## Do this
Transcribe the whole listing without a single picture.

## Supplied records
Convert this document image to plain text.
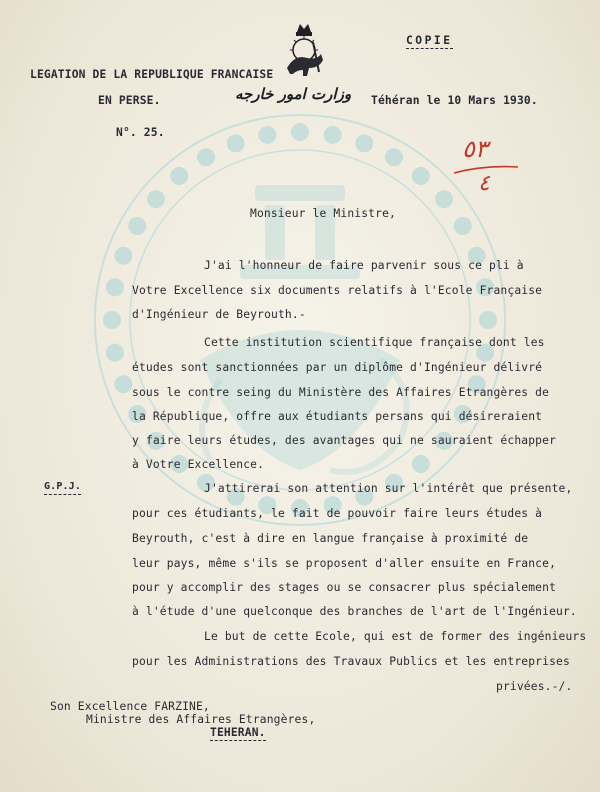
COPIE
LEGATION DE LA REPUBLIQUE FRANCAISE
EN PERSE.	وزارت امور خارجه Téhéran le 10 Mars 1930.
N°. 25.
٥٣
٤
Monsieur le Ministre,
J'ai l'honneur de faire parvenir sous ce pli à
Votre Excellence six documents relatifs à l'Ecole Française
d'Ingénieur de Beyrouth.-
Cette institution scientifique française dont les
études sont sanctionnées par un diplôme d'Ingénieur délivré
sous le contre seing du Ministère des Affaires Etrangères de
la République, offre aux étudiants persans qui désireraient
y faire leurs études, des avantages qui ne sauraient échapper
à Votre Excellence.
G.P.J.	J'attirerai son attention sur l'intérêt que présente,
pour ces étudiants, le fait de pouvoir faire leurs études à
Beyrouth, c'est à dire en langue française à proximité de
leur pays, même s'ils se proposent d'aller ensuite en France,
pour y accomplir des stages ou se consacrer plus spécialement
à l'étude d'une quelconque des branches de l'art de l'Ingénieur.
Le but de cette Ecole, qui est de former des ingénieurs
pour les Administrations des Travaux Publics et les entreprises
privées.-/.
Son Excellence FARZINE,
Ministre des Affaires Etrangères,
TEHERAN.
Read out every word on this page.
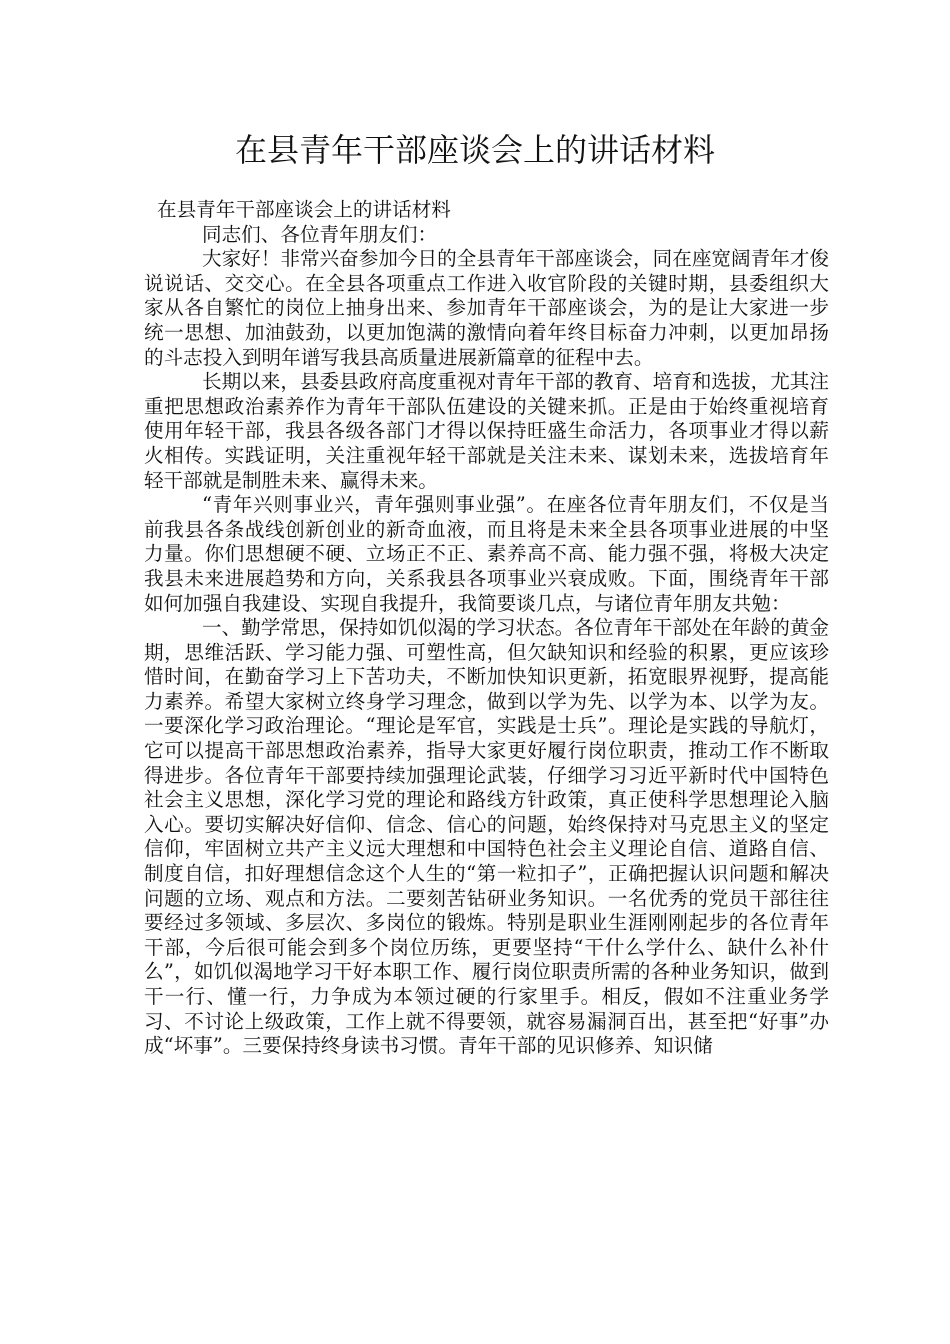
在县青年干部座谈会上的讲话材料

在县青年干部座谈会上的讲话材料

同志们、各位青年朋友们：

大家好！非常兴奋参加今日的全县青年干部座谈会，同在座宽阔青年才俊说说话、交交心。在全县各项重点工作进入收官阶段的关键时期，县委组织大家从各自繁忙的岗位上抽身出来、参加青年干部座谈会，为的是让大家进一步统一思想、加油鼓劲，以更加饱满的激情向着年终目标奋力冲刺，以更加昂扬的斗志投入到明年谱写我县高质量进展新篇章的征程中去。

长期以来，县委县政府高度重视对青年干部的教育、培育和选拔，尤其注重把思想政治素养作为青年干部队伍建设的关键来抓。正是由于始终重视培育使用年轻干部，我县各级各部门才得以保持旺盛生命活力，各项事业才得以薪火相传。实践证明，关注重视年轻干部就是关注未来、谋划未来，选拔培育年轻干部就是制胜未来、赢得未来。

“青年兴则事业兴，青年强则事业强”。在座各位青年朋友们，不仅是当前我县各条战线创新创业的新奇血液，而且将是未来全县各项事业进展的中坚力量。你们思想硬不硬、立场正不正、素养高不高、能力强不强，将极大决定我县未来进展趋势和方向，关系我县各项事业兴衰成败。下面，围绕青年干部如何加强自我建设、实现自我提升，我简要谈几点，与诸位青年朋友共勉：

一、勤学常思，保持如饥似渴的学习状态。各位青年干部处在年龄的黄金期，思维活跃、学习能力强、可塑性高，但欠缺知识和经验的积累，更应该珍惜时间，在勤奋学习上下苦功夫，不断加快知识更新，拓宽眼界视野，提高能力素养。希望大家树立终身学习理念，做到以学为先、以学为本、以学为友。一要深化学习政治理论。“理论是军官，实践是士兵”。理论是实践的导航灯，它可以提高干部思想政治素养，指导大家更好履行岗位职责，推动工作不断取得进步。各位青年干部要持续加强理论武装，仔细学习习近平新时代中国特色社会主义思想，深化学习党的理论和路线方针政策，真正使科学思想理论入脑入心。要切实解决好信仰、信念、信心的问题，始终保持对马克思主义的坚定信仰，牢固树立共产主义远大理想和中国特色社会主义理论自信、道路自信、制度自信，扣好理想信念这个人生的“第一粒扣子”，正确把握认识问题和解决问题的立场、观点和方法。二要刻苦钻研业务知识。一名优秀的党员干部往往要经过多领域、多层次、多岗位的锻炼。特别是职业生涯刚刚起步的各位青年干部，今后很可能会到多个岗位历练，更要坚持“干什么学什么、缺什么补什么”，如饥似渴地学习干好本职工作、履行岗位职责所需的各种业务知识，做到干一行、懂一行，力争成为本领过硬的行家里手。相反，假如不注重业务学习、不讨论上级政策，工作上就不得要领，就容易漏洞百出，甚至把“好事”办成“坏事”。三要保持终身读书习惯。青年干部的见识修养、知识储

## Task result
Convert this document image to plain text.
COPIE
LEGATION DE LA REPUBLIQUE FRANCAISE
EN PERSE.	وزارت امور خارجه Téhéran le 10 Mars 1930.
N°. 25.
٥٣
٤
Monsieur le Ministre,
J'ai l'honneur de faire parvenir sous ce pli à
Votre Excellence six documents relatifs à l'Ecole Française
d'Ingénieur de Beyrouth.-
Cette institution scientifique française dont les
études sont sanctionnées par un diplôme d'Ingénieur délivré
sous le contre seing du Ministère des Affaires Etrangères de
la République, offre aux étudiants persans qui désireraient
y faire leurs études, des avantages qui ne sauraient échapper
à Votre Excellence.
G.P.J.	J'attirerai son attention sur l'intérêt que présente,
pour ces étudiants, le fait de pouvoir faire leurs études à
Beyrouth, c'est à dire en langue française à proximité de
leur pays, même s'ils se proposent d'aller ensuite en France,
pour y accomplir des stages ou se consacrer plus spécialement
à l'étude d'une quelconque des branches de l'art de l'Ingénieur.
Le but de cette Ecole, qui est de former des ingénieurs
pour les Administrations des Travaux Publics et les entreprises
privées.-/.
Son Excellence FARZINE,
Ministre des Affaires Etrangères,
TEHERAN.
Read out every word on this page.
在县青年干部座谈会上的讲话材料

在县青年干部座谈会上的讲话材料

同志们、各位青年朋友们：

大家好！非常兴奋参加今日的全县青年干部座谈会，同在座宽阔青年才俊说说话、交交心。在全县各项重点工作进入收官阶段的关键时期，县委组织大家从各自繁忙的岗位上抽身出来、参加青年干部座谈会，为的是让大家进一步统一思想、加油鼓劲，以更加饱满的激情向着年终目标奋力冲刺，以更加昂扬的斗志投入到明年谱写我县高质量进展新篇章的征程中去。

长期以来，县委县政府高度重视对青年干部的教育、培育和选拔，尤其注重把思想政治素养作为青年干部队伍建设的关键来抓。正是由于始终重视培育使用年轻干部，我县各级各部门才得以保持旺盛生命活力，各项事业才得以薪火相传。实践证明，关注重视年轻干部就是关注未来、谋划未来，选拔培育年轻干部就是制胜未来、赢得未来。

“青年兴则事业兴，青年强则事业强”。在座各位青年朋友们，不仅是当前我县各条战线创新创业的新奇血液，而且将是未来全县各项事业进展的中坚力量。你们思想硬不硬、立场正不正、素养高不高、能力强不强，将极大决定我县未来进展趋势和方向，关系我县各项事业兴衰成败。下面，围绕青年干部如何加强自我建设、实现自我提升，我简要谈几点，与诸位青年朋友共勉：

一、勤学常思，保持如饥似渴的学习状态。各位青年干部处在年龄的黄金期，思维活跃、学习能力强、可塑性高，但欠缺知识和经验的积累，更应该珍惜时间，在勤奋学习上下苦功夫，不断加快知识更新，拓宽眼界视野，提高能力素养。希望大家树立终身学习理念，做到以学为先、以学为本、以学为友。一要深化学习政治理论。“理论是军官，实践是士兵”。理论是实践的导航灯，它可以提高干部思想政治素养，指导大家更好履行岗位职责，推动工作不断取得进步。各位青年干部要持续加强理论武装，仔细学习习近平新时代中国特色社会主义思想，深化学习党的理论和路线方针政策，真正使科学思想理论入脑入心。要切实解决好信仰、信念、信心的问题，始终保持对马克思主义的坚定信仰，牢固树立共产主义远大理想和中国特色社会主义理论自信、道路自信、制度自信，扣好理想信念这个人生的“第一粒扣子”，正确把握认识问题和解决问题的立场、观点和方法。二要刻苦钻研业务知识。一名优秀的党员干部往往要经过多领域、多层次、多岗位的锻炼。特别是职业生涯刚刚起步的各位青年干部，今后很可能会到多个岗位历练，更要坚持“干什么学什么、缺什么补什么”，如饥似渴地学习干好本职工作、履行岗位职责所需的各种业务知识，做到干一行、懂一行，力争成为本领过硬的行家里手。相反，假如不注重业务学习、不讨论上级政策，工作上就不得要领，就容易漏洞百出，甚至把“好事”办成“坏事”。三要保持终身读书习惯。青年干部的见识修养、知识储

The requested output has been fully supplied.